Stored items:
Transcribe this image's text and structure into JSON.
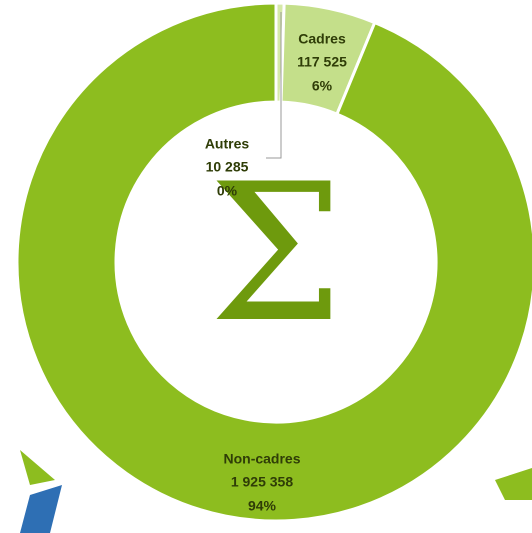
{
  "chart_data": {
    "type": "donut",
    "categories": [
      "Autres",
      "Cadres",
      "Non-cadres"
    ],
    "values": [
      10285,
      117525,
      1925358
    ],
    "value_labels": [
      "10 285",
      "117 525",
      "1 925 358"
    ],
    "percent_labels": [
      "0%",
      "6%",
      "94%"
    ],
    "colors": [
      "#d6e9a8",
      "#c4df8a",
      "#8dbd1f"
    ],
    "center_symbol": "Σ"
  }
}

PROBLEM DESCRIPTION: Repeat the material above verbatim, with no pictures in the output.

TASK OUTPUT:
Transcribe this image's text and structure into JSON.
{
  "chart_data": {
    "type": "donut",
    "categories": [
      "Autres",
      "Cadres",
      "Non-cadres"
    ],
    "values": [
      10285,
      117525,
      1925358
    ],
    "value_labels": [
      "10 285",
      "117 525",
      "1 925 358"
    ],
    "percent_labels": [
      "0%",
      "6%",
      "94%"
    ],
    "colors": [
      "#d6e9a8",
      "#c4df8a",
      "#8dbd1f"
    ],
    "center_symbol": "Σ"
  }
}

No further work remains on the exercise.